Reproduce every record below exactly as written, but leave out any pictures.
============
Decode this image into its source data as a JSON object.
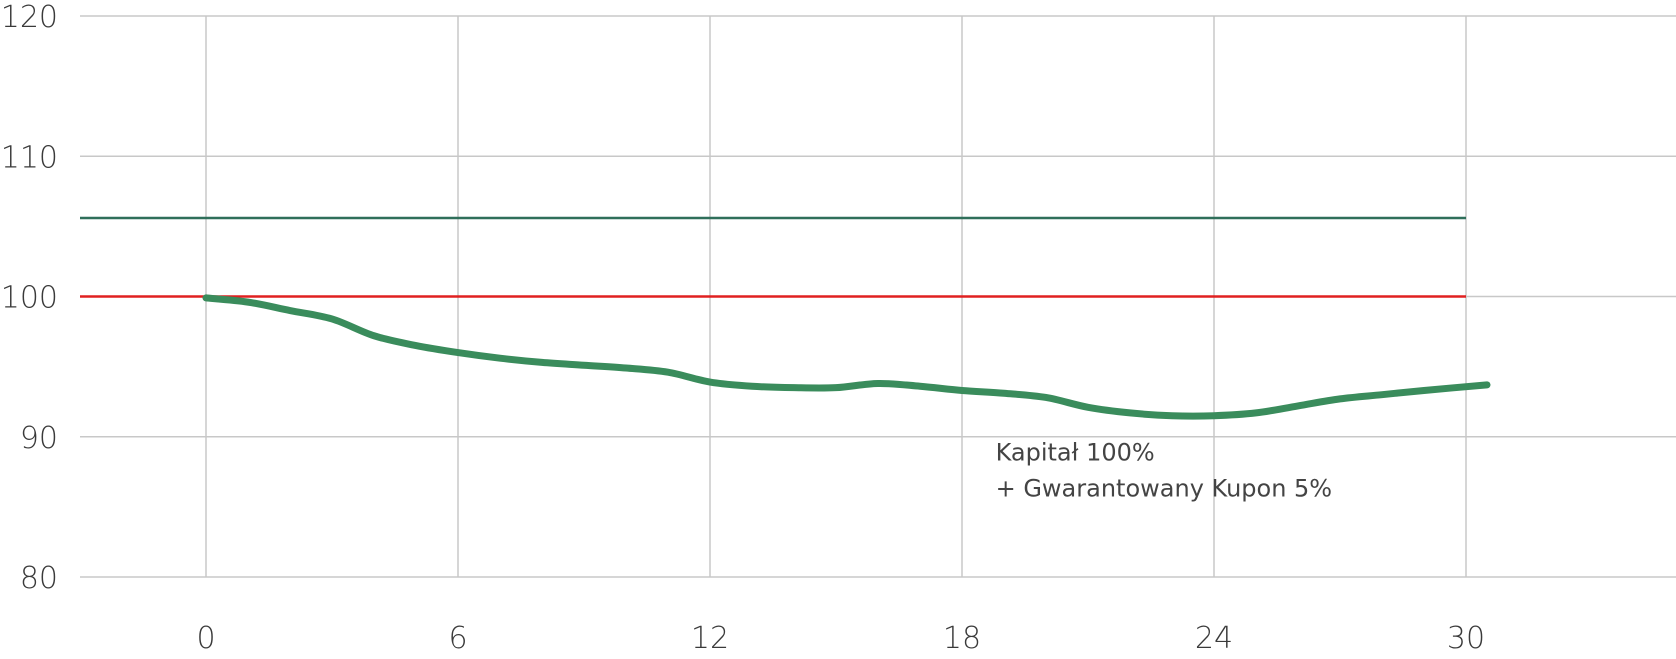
{
  "chart_data": {
    "type": "line",
    "title": "",
    "xlabel": "",
    "ylabel": "",
    "xlim": [
      -3,
      35
    ],
    "ylim": [
      80,
      120
    ],
    "x_ticks": [
      0,
      6,
      12,
      18,
      24,
      30
    ],
    "y_ticks": [
      80,
      90,
      100,
      110,
      120
    ],
    "x_tick_labels": [
      "0",
      "6",
      "12",
      "18",
      "24",
      "30"
    ],
    "y_tick_labels": [
      "80",
      "90",
      "100",
      "110",
      "120"
    ],
    "grid": true,
    "grid_color": "#c8c8c8",
    "reference_lines": [
      {
        "y": 105.6,
        "x_range": [
          -3,
          30
        ],
        "color": "#2f6f5a"
      },
      {
        "y": 100,
        "x_range": [
          -3,
          30
        ],
        "color": "#e02020"
      }
    ],
    "series": [
      {
        "color": "#3a8c5c",
        "x": [
          0,
          1,
          2,
          3,
          4,
          5,
          6,
          7,
          8,
          9,
          10,
          11,
          12,
          13,
          14,
          15,
          16,
          17,
          18,
          19,
          20,
          21,
          22,
          23,
          24,
          25,
          26,
          27,
          28,
          29,
          30.5
        ],
        "y": [
          99.9,
          99.6,
          99.0,
          98.4,
          97.2,
          96.5,
          96.0,
          95.6,
          95.3,
          95.1,
          94.9,
          94.6,
          93.9,
          93.6,
          93.5,
          93.5,
          93.8,
          93.6,
          93.3,
          93.1,
          92.8,
          92.1,
          91.7,
          91.5,
          91.5,
          91.7,
          92.2,
          92.7,
          93.0,
          93.3,
          93.7
        ]
      }
    ],
    "annotations": [
      {
        "lines": [
          "Kapitał 100%",
          "+ Gwarantowany Kupon 5%"
        ],
        "x": 18.8,
        "y": 88.3
      }
    ]
  }
}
============
### Response for this exercise:
Decode this image into its source data as a JSON object.
{
  "chart_data": {
    "type": "line",
    "title": "",
    "xlabel": "",
    "ylabel": "",
    "xlim": [
      -3,
      35
    ],
    "ylim": [
      80,
      120
    ],
    "x_ticks": [
      0,
      6,
      12,
      18,
      24,
      30
    ],
    "y_ticks": [
      80,
      90,
      100,
      110,
      120
    ],
    "x_tick_labels": [
      "0",
      "6",
      "12",
      "18",
      "24",
      "30"
    ],
    "y_tick_labels": [
      "80",
      "90",
      "100",
      "110",
      "120"
    ],
    "grid": true,
    "grid_color": "#c8c8c8",
    "reference_lines": [
      {
        "y": 105.6,
        "x_range": [
          -3,
          30
        ],
        "color": "#2f6f5a"
      },
      {
        "y": 100,
        "x_range": [
          -3,
          30
        ],
        "color": "#e02020"
      }
    ],
    "series": [
      {
        "color": "#3a8c5c",
        "x": [
          0,
          1,
          2,
          3,
          4,
          5,
          6,
          7,
          8,
          9,
          10,
          11,
          12,
          13,
          14,
          15,
          16,
          17,
          18,
          19,
          20,
          21,
          22,
          23,
          24,
          25,
          26,
          27,
          28,
          29,
          30.5
        ],
        "y": [
          99.9,
          99.6,
          99.0,
          98.4,
          97.2,
          96.5,
          96.0,
          95.6,
          95.3,
          95.1,
          94.9,
          94.6,
          93.9,
          93.6,
          93.5,
          93.5,
          93.8,
          93.6,
          93.3,
          93.1,
          92.8,
          92.1,
          91.7,
          91.5,
          91.5,
          91.7,
          92.2,
          92.7,
          93.0,
          93.3,
          93.7
        ]
      }
    ],
    "annotations": [
      {
        "lines": [
          "Kapitał 100%",
          "+ Gwarantowany Kupon 5%"
        ],
        "x": 18.8,
        "y": 88.3
      }
    ]
  }
}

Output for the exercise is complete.